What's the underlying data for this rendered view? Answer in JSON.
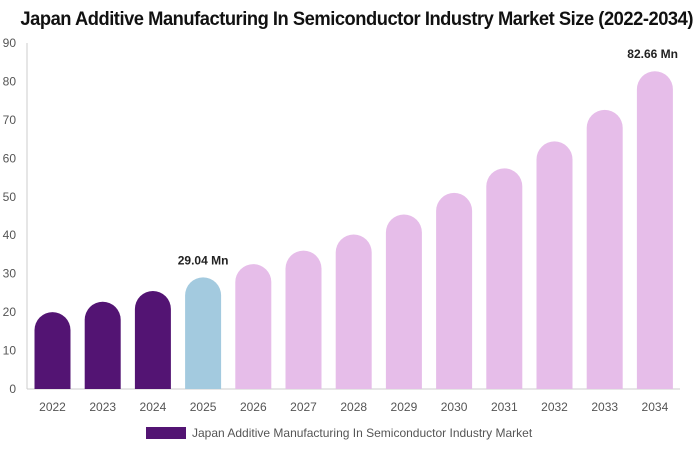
{
  "chart_data": {
    "type": "bar",
    "title": "Japan Additive Manufacturing In Semiconductor Industry Market Size (2022-2034)",
    "xlabel": "",
    "ylabel": "",
    "categories": [
      "2022",
      "2023",
      "2024",
      "2025",
      "2026",
      "2027",
      "2028",
      "2029",
      "2030",
      "2031",
      "2032",
      "2033",
      "2034"
    ],
    "series": [
      {
        "name": "Japan Additive Manufacturing In Semiconductor Industry Market",
        "values": [
          20.0,
          22.7,
          25.5,
          29.04,
          32.5,
          36.0,
          40.2,
          45.4,
          51.0,
          57.4,
          64.4,
          72.6,
          82.66
        ]
      }
    ],
    "ylim": [
      0,
      90
    ],
    "yticks": [
      0,
      10,
      20,
      30,
      40,
      50,
      60,
      70,
      80,
      90
    ],
    "grid": false,
    "legend_position": "bottom",
    "data_labels": [
      {
        "category": "2025",
        "text": "29.04 Mn"
      },
      {
        "category": "2034",
        "text": "82.66 Mn"
      }
    ],
    "colors": {
      "historical": "#531473",
      "base_year": "#a3cadf",
      "forecast": "#e6bde9",
      "axis": "#cccccc",
      "tick_text": "#555555"
    },
    "historical_count": 3,
    "base_year_index": 3
  }
}
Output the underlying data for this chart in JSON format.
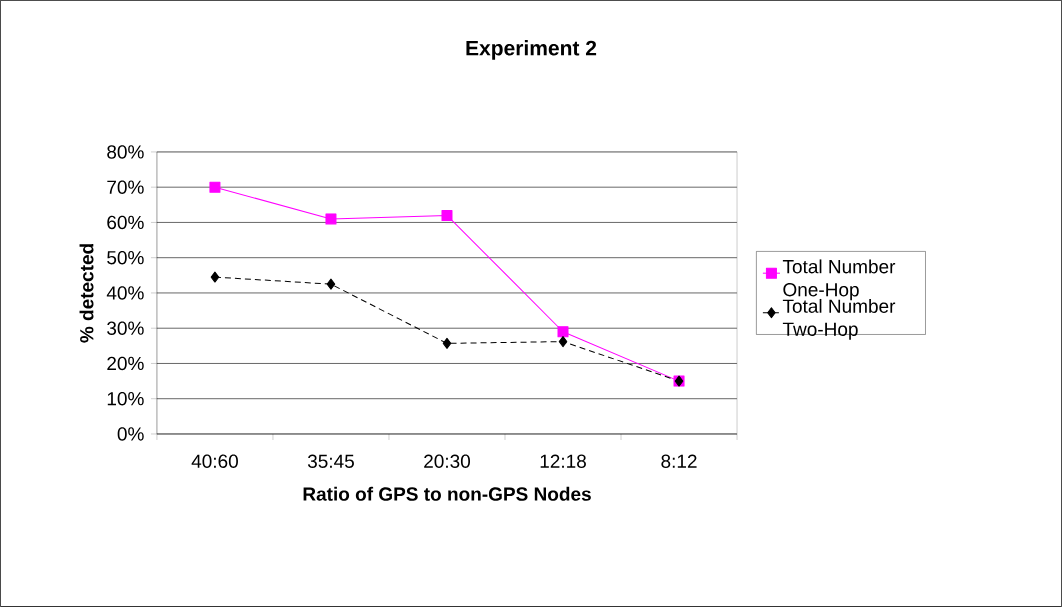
{
  "chart_data": {
    "type": "line",
    "title": "Experiment 2",
    "xlabel": "Ratio of GPS to non-GPS Nodes",
    "ylabel": "% detected",
    "categories": [
      "40:60",
      "35:45",
      "20:30",
      "12:18",
      "8:12"
    ],
    "series": [
      {
        "name": "Total Number One-Hop",
        "color": "#ff00ff",
        "marker": "square",
        "line_style": "solid",
        "values": [
          70,
          61,
          62,
          29,
          15
        ]
      },
      {
        "name": "Total Number Two-Hop",
        "color": "#000000",
        "marker": "diamond",
        "line_style": "dashed",
        "values": [
          44.5,
          42.5,
          25.7,
          26.2,
          15
        ]
      }
    ],
    "ylim": [
      0,
      80
    ],
    "yticks": [
      {
        "value": 0,
        "label": "0%"
      },
      {
        "value": 10,
        "label": "10%"
      },
      {
        "value": 20,
        "label": "20%"
      },
      {
        "value": 30,
        "label": "30%"
      },
      {
        "value": 40,
        "label": "40%"
      },
      {
        "value": 50,
        "label": "50%"
      },
      {
        "value": 60,
        "label": "60%"
      },
      {
        "value": 70,
        "label": "70%"
      },
      {
        "value": 80,
        "label": "80%"
      }
    ],
    "grid": "y",
    "legend": "right"
  }
}
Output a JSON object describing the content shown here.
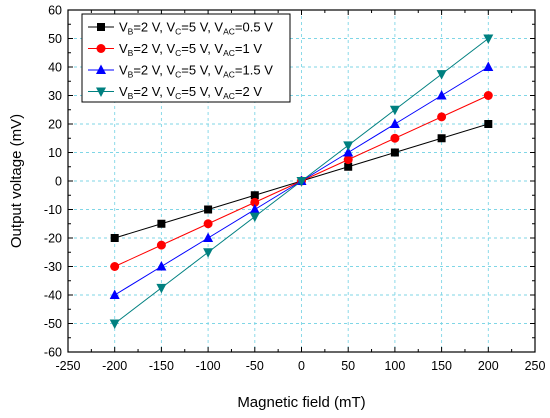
{
  "chart_data": {
    "type": "line",
    "xlabel": "Magnetic field (mT)",
    "ylabel": "Output voltage (mV)",
    "xlim": [
      -250,
      250
    ],
    "ylim": [
      -60,
      60
    ],
    "xticks": [
      -250,
      -200,
      -150,
      -100,
      -50,
      0,
      50,
      100,
      150,
      200,
      250
    ],
    "yticks": [
      -60,
      -50,
      -40,
      -30,
      -20,
      -10,
      0,
      10,
      20,
      30,
      40,
      50,
      60
    ],
    "grid": true,
    "legend_position": "top-left",
    "x": [
      -200,
      -150,
      -100,
      -50,
      0,
      50,
      100,
      150,
      200
    ],
    "series": [
      {
        "legend": {
          "vb": "2 V",
          "vc": "5 V",
          "vac": "0.5 V"
        },
        "color": "#000000",
        "marker": "square",
        "values": [
          -20,
          -15,
          -10,
          -5,
          0,
          5,
          10,
          15,
          20
        ]
      },
      {
        "legend": {
          "vb": "2 V",
          "vc": "5 V",
          "vac": "1 V"
        },
        "color": "#ff0000",
        "marker": "circle",
        "values": [
          -30,
          -22.5,
          -15,
          -7.5,
          0,
          7.5,
          15,
          22.5,
          30
        ]
      },
      {
        "legend": {
          "vb": "2 V",
          "vc": "5 V",
          "vac": "1.5 V"
        },
        "color": "#0000ff",
        "marker": "triangle-up",
        "values": [
          -40,
          -30,
          -20,
          -10,
          0,
          10,
          20,
          30,
          40
        ]
      },
      {
        "legend": {
          "vb": "2 V",
          "vc": "5 V",
          "vac": "2 V"
        },
        "color": "#008080",
        "marker": "triangle-down",
        "values": [
          -50,
          -37.5,
          -25,
          -12.5,
          0,
          12.5,
          25,
          37.5,
          50
        ]
      }
    ]
  }
}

**REQUIREMENTS**.
Repeat the material above verbatim, with no pictures in the output.

**TASK OUTPUT**.
What's the underlying data for this rendered view? Answer in JSON.
{
  "chart_data": {
    "type": "bar",
    "title": "Japan Additive Manufacturing In Semiconductor Industry Market Size (2022-2034)",
    "xlabel": "",
    "ylabel": "",
    "categories": [
      "2022",
      "2023",
      "2024",
      "2025",
      "2026",
      "2027",
      "2028",
      "2029",
      "2030",
      "2031",
      "2032",
      "2033",
      "2034"
    ],
    "series": [
      {
        "name": "Japan Additive Manufacturing In Semiconductor Industry Market",
        "values": [
          20.0,
          22.7,
          25.5,
          29.04,
          32.5,
          36.0,
          40.2,
          45.4,
          51.0,
          57.4,
          64.4,
          72.6,
          82.66
        ]
      }
    ],
    "ylim": [
      0,
      90
    ],
    "yticks": [
      0,
      10,
      20,
      30,
      40,
      50,
      60,
      70,
      80,
      90
    ],
    "grid": false,
    "legend_position": "bottom",
    "data_labels": [
      {
        "category": "2025",
        "text": "29.04 Mn"
      },
      {
        "category": "2034",
        "text": "82.66 Mn"
      }
    ],
    "colors": {
      "historical": "#531473",
      "base_year": "#a3cadf",
      "forecast": "#e6bde9",
      "axis": "#cccccc",
      "tick_text": "#555555"
    },
    "historical_count": 3,
    "base_year_index": 3
  }
}
Output the underlying data for this chart in JSON format.
{
  "chart_data": {
    "type": "line",
    "title": "Experiment 2",
    "xlabel": "Ratio of GPS to non-GPS Nodes",
    "ylabel": "% detected",
    "categories": [
      "40:60",
      "35:45",
      "20:30",
      "12:18",
      "8:12"
    ],
    "series": [
      {
        "name": "Total Number One-Hop",
        "color": "#ff00ff",
        "marker": "square",
        "line_style": "solid",
        "values": [
          70,
          61,
          62,
          29,
          15
        ]
      },
      {
        "name": "Total Number Two-Hop",
        "color": "#000000",
        "marker": "diamond",
        "line_style": "dashed",
        "values": [
          44.5,
          42.5,
          25.7,
          26.2,
          15
        ]
      }
    ],
    "ylim": [
      0,
      80
    ],
    "yticks": [
      {
        "value": 0,
        "label": "0%"
      },
      {
        "value": 10,
        "label": "10%"
      },
      {
        "value": 20,
        "label": "20%"
      },
      {
        "value": 30,
        "label": "30%"
      },
      {
        "value": 40,
        "label": "40%"
      },
      {
        "value": 50,
        "label": "50%"
      },
      {
        "value": 60,
        "label": "60%"
      },
      {
        "value": 70,
        "label": "70%"
      },
      {
        "value": 80,
        "label": "80%"
      }
    ],
    "grid": "y",
    "legend": "right"
  }
}
Output a JSON object describing the content shown here.
{
  "chart_data": {
    "type": "line",
    "xlabel": "Magnetic field (mT)",
    "ylabel": "Output voltage (mV)",
    "xlim": [
      -250,
      250
    ],
    "ylim": [
      -60,
      60
    ],
    "xticks": [
      -250,
      -200,
      -150,
      -100,
      -50,
      0,
      50,
      100,
      150,
      200,
      250
    ],
    "yticks": [
      -60,
      -50,
      -40,
      -30,
      -20,
      -10,
      0,
      10,
      20,
      30,
      40,
      50,
      60
    ],
    "grid": true,
    "legend_position": "top-left",
    "x": [
      -200,
      -150,
      -100,
      -50,
      0,
      50,
      100,
      150,
      200
    ],
    "series": [
      {
        "legend": {
          "vb": "2 V",
          "vc": "5 V",
          "vac": "0.5 V"
        },
        "color": "#000000",
        "marker": "square",
        "values": [
          -20,
          -15,
          -10,
          -5,
          0,
          5,
          10,
          15,
          20
        ]
      },
      {
        "legend": {
          "vb": "2 V",
          "vc": "5 V",
          "vac": "1 V"
        },
        "color": "#ff0000",
        "marker": "circle",
        "values": [
          -30,
          -22.5,
          -15,
          -7.5,
          0,
          7.5,
          15,
          22.5,
          30
        ]
      },
      {
        "legend": {
          "vb": "2 V",
          "vc": "5 V",
          "vac": "1.5 V"
        },
        "color": "#0000ff",
        "marker": "triangle-up",
        "values": [
          -40,
          -30,
          -20,
          -10,
          0,
          10,
          20,
          30,
          40
        ]
      },
      {
        "legend": {
          "vb": "2 V",
          "vc": "5 V",
          "vac": "2 V"
        },
        "color": "#008080",
        "marker": "triangle-down",
        "values": [
          -50,
          -37.5,
          -25,
          -12.5,
          0,
          12.5,
          25,
          37.5,
          50
        ]
      }
    ]
  }
}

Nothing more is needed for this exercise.